### [WHAT THE TASK ASKS]
Calculate how many lines in the following records hold the word "占政府采购支出总额的", and report that number without comment.

╭─ THE RECORDS

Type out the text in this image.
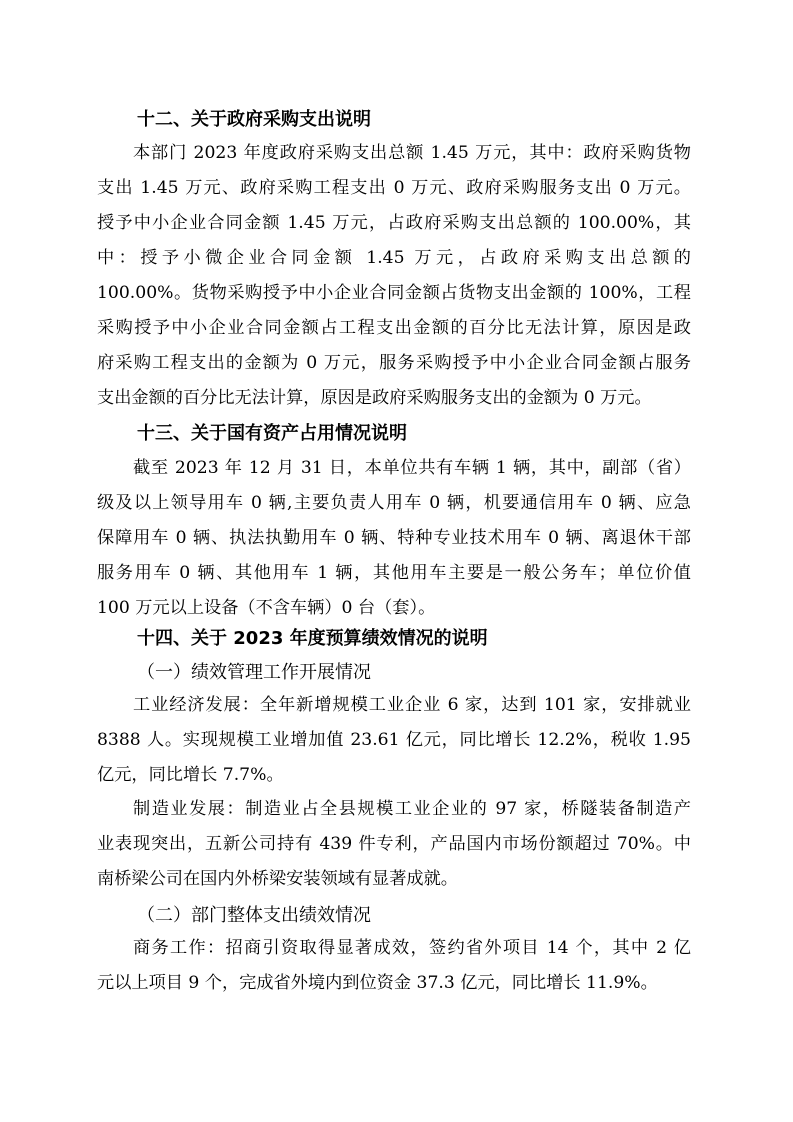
十二、关于政府采购支出说明
本部门 2023 年度政府采购支出总额 1.45 万元，其中：政府采购货物
支出 1.45 万元、政府采购工程支出 0 万元、政府采购服务支出 0 万元。
授予中小企业合同金额 1.45 万元，占政府采购支出总额的 100.00%，其
中：授予小微企业合同金额 1.45 万元，占政府采购支出总额的
100.00%。货物采购授予中小企业合同金额占货物支出金额的 100%，工程
采购授予中小企业合同金额占工程支出金额的百分比无法计算，原因是政
府采购工程支出的金额为 0 万元，服务采购授予中小企业合同金额占服务
支出金额的百分比无法计算，原因是政府采购服务支出的金额为 0 万元。
十三、关于国有资产占用情况说明
截至 2023 年 12 月 31 日，本单位共有车辆 1 辆，其中，副部（省）
级及以上领导用车 0 辆,主要负责人用车 0 辆，机要通信用车 0 辆、应急
保障用车 0 辆、执法执勤用车 0 辆、特种专业技术用车 0 辆、离退休干部
服务用车 0 辆、其他用车 1 辆，其他用车主要是一般公务车；单位价值
100 万元以上设备（不含车辆）0 台（套）。
十四、关于 2023 年度预算绩效情况的说明
（一）绩效管理工作开展情况
工业经济发展：全年新增规模工业企业 6 家，达到 101 家，安排就业
8388 人。实现规模工业增加值 23.61 亿元，同比增长 12.2%，税收 1.95
亿元，同比增长 7.7%。
制造业发展：制造业占全县规模工业企业的 97 家，桥隧装备制造产
业表现突出，五新公司持有 439 件专利，产品国内市场份额超过 70%。中
南桥梁公司在国内外桥梁安装领域有显著成就。
（二）部门整体支出绩效情况
商务工作：招商引资取得显著成效，签约省外项目 14 个，其中 2 亿
元以上项目 9 个，完成省外境内到位资金 37.3 亿元，同比增长 11.9%。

╰─

### [RESPONSE TO THIS TASK]
2